#### Prompt:
Copy each line of the data below with the word "assumption".
=====
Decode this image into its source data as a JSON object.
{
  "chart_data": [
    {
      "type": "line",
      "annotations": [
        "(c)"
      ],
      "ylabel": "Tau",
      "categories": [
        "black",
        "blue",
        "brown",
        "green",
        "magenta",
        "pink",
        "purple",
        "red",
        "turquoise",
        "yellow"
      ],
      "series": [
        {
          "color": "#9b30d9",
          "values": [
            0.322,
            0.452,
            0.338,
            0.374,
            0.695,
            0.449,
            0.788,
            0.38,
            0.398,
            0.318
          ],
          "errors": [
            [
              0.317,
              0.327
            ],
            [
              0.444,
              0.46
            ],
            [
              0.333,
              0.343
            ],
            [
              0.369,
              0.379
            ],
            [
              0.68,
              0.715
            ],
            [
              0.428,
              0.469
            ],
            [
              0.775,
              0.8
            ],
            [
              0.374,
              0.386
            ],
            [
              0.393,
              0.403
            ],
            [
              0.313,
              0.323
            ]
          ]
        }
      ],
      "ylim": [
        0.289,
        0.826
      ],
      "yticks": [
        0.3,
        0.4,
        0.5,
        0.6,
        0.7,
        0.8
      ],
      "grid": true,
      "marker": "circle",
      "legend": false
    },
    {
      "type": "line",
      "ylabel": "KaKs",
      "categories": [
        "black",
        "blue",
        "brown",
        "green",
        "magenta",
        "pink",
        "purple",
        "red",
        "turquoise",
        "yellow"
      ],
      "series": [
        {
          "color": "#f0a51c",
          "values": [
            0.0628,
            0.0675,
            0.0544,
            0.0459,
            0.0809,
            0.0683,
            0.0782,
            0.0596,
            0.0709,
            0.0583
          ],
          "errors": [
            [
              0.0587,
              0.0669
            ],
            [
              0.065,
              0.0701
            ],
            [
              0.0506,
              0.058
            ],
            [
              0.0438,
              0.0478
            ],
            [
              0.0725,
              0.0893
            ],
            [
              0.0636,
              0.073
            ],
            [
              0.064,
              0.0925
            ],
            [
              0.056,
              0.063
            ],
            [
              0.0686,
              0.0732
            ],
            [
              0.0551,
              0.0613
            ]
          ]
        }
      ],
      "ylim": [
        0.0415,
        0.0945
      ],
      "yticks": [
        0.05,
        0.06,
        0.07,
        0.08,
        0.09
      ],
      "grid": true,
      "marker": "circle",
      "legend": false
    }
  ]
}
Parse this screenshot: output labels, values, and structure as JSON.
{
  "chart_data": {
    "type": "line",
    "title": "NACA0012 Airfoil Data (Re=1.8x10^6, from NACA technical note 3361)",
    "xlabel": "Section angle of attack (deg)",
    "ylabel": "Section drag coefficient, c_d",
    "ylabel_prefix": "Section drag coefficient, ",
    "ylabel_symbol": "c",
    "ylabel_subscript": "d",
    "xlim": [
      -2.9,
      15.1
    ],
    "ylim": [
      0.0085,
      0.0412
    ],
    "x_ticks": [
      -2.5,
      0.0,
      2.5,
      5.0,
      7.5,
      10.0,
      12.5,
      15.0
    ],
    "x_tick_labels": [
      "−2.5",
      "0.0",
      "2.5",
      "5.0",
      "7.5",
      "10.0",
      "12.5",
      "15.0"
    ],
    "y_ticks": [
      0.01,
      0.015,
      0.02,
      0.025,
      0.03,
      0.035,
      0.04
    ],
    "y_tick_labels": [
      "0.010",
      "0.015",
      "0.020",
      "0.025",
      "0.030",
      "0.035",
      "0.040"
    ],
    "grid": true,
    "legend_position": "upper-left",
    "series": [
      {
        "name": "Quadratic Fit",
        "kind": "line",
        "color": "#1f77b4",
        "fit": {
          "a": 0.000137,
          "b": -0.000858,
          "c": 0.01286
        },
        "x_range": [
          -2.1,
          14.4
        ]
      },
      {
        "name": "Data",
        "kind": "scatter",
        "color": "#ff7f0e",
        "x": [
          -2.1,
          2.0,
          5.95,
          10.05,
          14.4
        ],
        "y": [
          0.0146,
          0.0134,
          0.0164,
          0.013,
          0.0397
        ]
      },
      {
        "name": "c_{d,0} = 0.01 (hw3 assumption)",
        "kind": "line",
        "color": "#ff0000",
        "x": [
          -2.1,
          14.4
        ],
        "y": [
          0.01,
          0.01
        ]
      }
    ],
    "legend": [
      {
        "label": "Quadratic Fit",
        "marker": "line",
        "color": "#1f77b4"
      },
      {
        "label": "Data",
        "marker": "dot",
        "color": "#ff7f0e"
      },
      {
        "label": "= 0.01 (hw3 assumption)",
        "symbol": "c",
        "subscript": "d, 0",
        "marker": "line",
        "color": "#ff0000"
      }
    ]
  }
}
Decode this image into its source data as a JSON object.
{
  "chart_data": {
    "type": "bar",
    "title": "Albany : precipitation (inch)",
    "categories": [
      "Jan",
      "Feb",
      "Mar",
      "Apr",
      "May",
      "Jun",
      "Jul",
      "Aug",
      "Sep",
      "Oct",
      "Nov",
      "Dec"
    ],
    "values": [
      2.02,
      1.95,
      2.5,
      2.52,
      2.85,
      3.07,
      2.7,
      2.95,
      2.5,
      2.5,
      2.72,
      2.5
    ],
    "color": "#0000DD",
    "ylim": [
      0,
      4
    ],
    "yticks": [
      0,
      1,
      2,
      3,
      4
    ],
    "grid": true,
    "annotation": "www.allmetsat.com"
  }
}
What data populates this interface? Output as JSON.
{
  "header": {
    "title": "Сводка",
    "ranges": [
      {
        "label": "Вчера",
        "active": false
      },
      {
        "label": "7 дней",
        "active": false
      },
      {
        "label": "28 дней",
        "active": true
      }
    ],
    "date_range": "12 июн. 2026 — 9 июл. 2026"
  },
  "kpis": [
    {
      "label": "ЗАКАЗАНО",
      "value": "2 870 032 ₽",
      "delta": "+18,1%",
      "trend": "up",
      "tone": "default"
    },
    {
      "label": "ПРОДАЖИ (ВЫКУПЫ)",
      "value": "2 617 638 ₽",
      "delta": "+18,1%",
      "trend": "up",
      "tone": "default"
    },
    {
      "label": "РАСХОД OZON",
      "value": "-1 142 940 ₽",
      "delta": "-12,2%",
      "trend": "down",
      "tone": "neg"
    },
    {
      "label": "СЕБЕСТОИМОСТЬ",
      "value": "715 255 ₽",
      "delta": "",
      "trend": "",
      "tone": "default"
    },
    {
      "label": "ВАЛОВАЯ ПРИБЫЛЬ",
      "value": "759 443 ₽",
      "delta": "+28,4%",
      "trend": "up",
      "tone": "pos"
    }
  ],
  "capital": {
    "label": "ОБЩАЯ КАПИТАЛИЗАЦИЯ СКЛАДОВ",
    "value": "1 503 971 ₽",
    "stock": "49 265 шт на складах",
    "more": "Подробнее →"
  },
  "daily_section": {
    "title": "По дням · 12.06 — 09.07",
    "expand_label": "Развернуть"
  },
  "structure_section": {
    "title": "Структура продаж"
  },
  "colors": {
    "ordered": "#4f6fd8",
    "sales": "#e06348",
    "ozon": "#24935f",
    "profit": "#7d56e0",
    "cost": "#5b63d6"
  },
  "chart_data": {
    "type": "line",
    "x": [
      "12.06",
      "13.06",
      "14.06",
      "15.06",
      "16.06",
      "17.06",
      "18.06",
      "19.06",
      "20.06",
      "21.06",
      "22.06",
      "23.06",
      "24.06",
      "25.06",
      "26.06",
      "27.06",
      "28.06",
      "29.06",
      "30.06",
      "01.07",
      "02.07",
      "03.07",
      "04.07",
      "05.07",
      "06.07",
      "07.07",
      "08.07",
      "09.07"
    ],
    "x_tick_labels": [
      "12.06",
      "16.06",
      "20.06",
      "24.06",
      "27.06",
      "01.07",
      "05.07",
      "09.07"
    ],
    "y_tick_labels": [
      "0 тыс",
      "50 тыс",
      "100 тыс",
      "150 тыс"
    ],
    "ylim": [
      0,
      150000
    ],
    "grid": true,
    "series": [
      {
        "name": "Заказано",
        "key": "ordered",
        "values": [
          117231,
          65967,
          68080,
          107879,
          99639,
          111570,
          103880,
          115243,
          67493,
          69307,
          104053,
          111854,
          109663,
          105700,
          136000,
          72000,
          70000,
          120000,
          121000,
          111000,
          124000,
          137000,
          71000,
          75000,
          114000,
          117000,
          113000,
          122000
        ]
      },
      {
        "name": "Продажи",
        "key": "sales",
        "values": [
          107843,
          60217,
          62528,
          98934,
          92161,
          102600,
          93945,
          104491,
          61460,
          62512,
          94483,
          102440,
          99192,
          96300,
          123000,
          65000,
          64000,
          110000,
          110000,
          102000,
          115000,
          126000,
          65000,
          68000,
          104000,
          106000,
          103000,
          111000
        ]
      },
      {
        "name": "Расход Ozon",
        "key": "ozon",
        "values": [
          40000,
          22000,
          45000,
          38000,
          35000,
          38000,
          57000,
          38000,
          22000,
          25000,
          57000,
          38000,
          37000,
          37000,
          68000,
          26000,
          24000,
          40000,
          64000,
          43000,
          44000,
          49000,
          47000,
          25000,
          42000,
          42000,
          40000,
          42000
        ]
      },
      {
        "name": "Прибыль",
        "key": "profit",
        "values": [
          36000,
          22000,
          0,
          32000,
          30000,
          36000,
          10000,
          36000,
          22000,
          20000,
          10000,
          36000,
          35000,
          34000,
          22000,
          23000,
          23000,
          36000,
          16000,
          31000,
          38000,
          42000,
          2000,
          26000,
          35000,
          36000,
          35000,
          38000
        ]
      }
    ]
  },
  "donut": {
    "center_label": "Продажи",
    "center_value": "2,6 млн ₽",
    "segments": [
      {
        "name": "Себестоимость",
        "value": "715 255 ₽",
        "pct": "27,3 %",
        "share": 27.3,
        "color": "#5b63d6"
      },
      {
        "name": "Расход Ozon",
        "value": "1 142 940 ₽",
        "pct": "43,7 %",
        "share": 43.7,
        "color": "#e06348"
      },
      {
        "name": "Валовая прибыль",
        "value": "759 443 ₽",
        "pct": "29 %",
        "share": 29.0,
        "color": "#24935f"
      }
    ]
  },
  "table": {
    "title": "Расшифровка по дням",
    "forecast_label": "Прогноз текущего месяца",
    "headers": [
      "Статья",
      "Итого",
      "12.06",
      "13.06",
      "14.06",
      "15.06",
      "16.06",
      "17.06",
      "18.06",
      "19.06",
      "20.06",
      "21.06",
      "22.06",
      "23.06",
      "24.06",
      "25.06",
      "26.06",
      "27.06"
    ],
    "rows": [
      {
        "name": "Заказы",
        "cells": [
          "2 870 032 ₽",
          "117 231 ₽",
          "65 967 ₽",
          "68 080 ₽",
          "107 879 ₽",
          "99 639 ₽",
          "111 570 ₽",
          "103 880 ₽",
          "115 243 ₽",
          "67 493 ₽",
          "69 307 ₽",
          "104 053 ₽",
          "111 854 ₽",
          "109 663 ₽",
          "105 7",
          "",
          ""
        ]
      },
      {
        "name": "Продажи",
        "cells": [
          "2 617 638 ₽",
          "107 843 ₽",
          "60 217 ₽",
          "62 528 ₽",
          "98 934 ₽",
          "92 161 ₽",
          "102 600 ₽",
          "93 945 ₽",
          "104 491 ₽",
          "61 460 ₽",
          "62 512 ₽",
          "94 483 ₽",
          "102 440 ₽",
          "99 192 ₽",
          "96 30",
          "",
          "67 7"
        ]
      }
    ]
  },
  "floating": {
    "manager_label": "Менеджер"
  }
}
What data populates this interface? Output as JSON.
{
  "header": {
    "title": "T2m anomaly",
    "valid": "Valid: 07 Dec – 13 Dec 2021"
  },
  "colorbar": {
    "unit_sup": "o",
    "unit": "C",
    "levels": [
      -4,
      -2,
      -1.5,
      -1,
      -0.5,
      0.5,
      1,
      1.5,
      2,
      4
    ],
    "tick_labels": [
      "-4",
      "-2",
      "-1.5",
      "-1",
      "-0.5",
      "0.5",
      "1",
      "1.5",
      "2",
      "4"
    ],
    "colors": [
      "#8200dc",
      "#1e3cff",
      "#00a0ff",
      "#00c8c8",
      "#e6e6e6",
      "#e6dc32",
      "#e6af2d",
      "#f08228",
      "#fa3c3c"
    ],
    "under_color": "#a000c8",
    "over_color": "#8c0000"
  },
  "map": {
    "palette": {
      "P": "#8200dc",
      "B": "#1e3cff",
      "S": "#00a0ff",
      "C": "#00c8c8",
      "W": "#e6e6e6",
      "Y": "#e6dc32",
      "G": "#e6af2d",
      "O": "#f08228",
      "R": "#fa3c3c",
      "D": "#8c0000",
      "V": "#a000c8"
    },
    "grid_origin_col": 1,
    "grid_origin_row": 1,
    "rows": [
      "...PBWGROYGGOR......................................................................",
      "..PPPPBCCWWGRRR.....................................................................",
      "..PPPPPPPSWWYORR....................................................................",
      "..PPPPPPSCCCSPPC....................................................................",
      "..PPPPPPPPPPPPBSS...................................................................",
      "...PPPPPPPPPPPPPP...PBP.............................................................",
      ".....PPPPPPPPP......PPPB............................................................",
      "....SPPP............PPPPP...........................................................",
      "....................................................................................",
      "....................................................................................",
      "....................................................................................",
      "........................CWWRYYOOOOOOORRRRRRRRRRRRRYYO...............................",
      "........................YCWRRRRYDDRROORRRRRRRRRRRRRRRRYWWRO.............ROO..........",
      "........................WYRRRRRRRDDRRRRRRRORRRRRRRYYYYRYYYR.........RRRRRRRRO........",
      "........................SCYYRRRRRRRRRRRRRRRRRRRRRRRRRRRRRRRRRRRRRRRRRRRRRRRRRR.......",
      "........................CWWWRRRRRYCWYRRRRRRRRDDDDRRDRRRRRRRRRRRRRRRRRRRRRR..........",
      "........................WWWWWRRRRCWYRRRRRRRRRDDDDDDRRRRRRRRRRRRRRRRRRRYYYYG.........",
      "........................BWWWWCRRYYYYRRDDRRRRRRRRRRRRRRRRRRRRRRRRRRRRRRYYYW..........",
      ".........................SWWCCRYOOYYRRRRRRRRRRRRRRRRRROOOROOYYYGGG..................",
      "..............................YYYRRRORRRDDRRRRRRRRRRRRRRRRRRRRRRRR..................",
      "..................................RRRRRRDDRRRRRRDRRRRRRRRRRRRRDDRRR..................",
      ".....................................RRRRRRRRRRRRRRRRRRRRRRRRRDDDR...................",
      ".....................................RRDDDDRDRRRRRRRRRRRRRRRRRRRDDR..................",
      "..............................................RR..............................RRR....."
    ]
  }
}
=====
#### Solution to the exercise:
        "name": "c_{d,0} = 0.01 (hw3 assumption)",
        "label": "= 0.01 (hw3 assumption)",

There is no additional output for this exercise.